* _Your goal_
Your task is to retype each line of the data below exactly.

Data excerpts
::::::::

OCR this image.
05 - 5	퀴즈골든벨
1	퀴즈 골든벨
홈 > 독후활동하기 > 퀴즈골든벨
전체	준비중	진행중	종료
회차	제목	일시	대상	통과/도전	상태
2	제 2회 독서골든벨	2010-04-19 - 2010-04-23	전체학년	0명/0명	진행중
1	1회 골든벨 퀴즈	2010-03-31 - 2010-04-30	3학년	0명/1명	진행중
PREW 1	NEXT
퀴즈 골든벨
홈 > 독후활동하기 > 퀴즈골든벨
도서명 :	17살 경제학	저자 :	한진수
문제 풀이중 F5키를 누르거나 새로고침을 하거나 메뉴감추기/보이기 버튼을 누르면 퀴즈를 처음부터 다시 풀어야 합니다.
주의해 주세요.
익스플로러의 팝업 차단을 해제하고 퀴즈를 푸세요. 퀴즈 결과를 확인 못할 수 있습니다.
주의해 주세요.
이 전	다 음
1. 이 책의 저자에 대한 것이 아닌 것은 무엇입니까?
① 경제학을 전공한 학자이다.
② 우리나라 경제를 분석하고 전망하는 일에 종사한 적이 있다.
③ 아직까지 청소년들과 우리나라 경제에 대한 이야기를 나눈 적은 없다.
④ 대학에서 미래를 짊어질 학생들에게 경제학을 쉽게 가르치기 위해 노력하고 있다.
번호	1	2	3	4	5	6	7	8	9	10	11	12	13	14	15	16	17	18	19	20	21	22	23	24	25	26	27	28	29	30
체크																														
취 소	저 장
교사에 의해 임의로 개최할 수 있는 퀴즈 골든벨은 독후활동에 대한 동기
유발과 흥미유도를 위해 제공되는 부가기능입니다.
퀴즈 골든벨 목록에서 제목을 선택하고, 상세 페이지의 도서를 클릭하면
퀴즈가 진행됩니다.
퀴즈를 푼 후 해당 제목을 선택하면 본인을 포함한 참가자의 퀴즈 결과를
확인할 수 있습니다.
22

::::::::

* _Task solution_
OCR this image.
05 - 5	퀴즈골든벨
1	퀴즈 골든벨
홈 > 독후활동하기 > 퀴즈골든벨
전체	준비중	진행중	종료
회차	제목	일시	대상	통과/도전	상태
2	제 2회 독서골든벨	2010-04-19 - 2010-04-23	전체학년	0명/0명	진행중
1	1회 골든벨 퀴즈	2010-03-31 - 2010-04-30	3학년	0명/1명	진행중
PREW 1	NEXT
퀴즈 골든벨
홈 > 독후활동하기 > 퀴즈골든벨
도서명 :	17살 경제학	저자 :	한진수
문제 풀이중 F5키를 누르거나 새로고침을 하거나 메뉴감추기/보이기 버튼을 누르면 퀴즈를 처음부터 다시 풀어야 합니다.
주의해 주세요.
익스플로러의 팝업 차단을 해제하고 퀴즈를 푸세요. 퀴즈 결과를 확인 못할 수 있습니다.
주의해 주세요.
이 전	다 음
1. 이 책의 저자에 대한 것이 아닌 것은 무엇입니까?
① 경제학을 전공한 학자이다.
② 우리나라 경제를 분석하고 전망하는 일에 종사한 적이 있다.
③ 아직까지 청소년들과 우리나라 경제에 대한 이야기를 나눈 적은 없다.
④ 대학에서 미래를 짊어질 학생들에게 경제학을 쉽게 가르치기 위해 노력하고 있다.
번호	1	2	3	4	5	6	7	8	9	10	11	12	13	14	15	16	17	18	19	20	21	22	23	24	25	26	27	28	29	30
체크																														
취 소	저 장
교사에 의해 임의로 개최할 수 있는 퀴즈 골든벨은 독후활동에 대한 동기
유발과 흥미유도를 위해 제공되는 부가기능입니다.
퀴즈 골든벨 목록에서 제목을 선택하고, 상세 페이지의 도서를 클릭하면
퀴즈가 진행됩니다.
퀴즈를 푼 후 해당 제목을 선택하면 본인을 포함한 참가자의 퀴즈 결과를
확인할 수 있습니다.
22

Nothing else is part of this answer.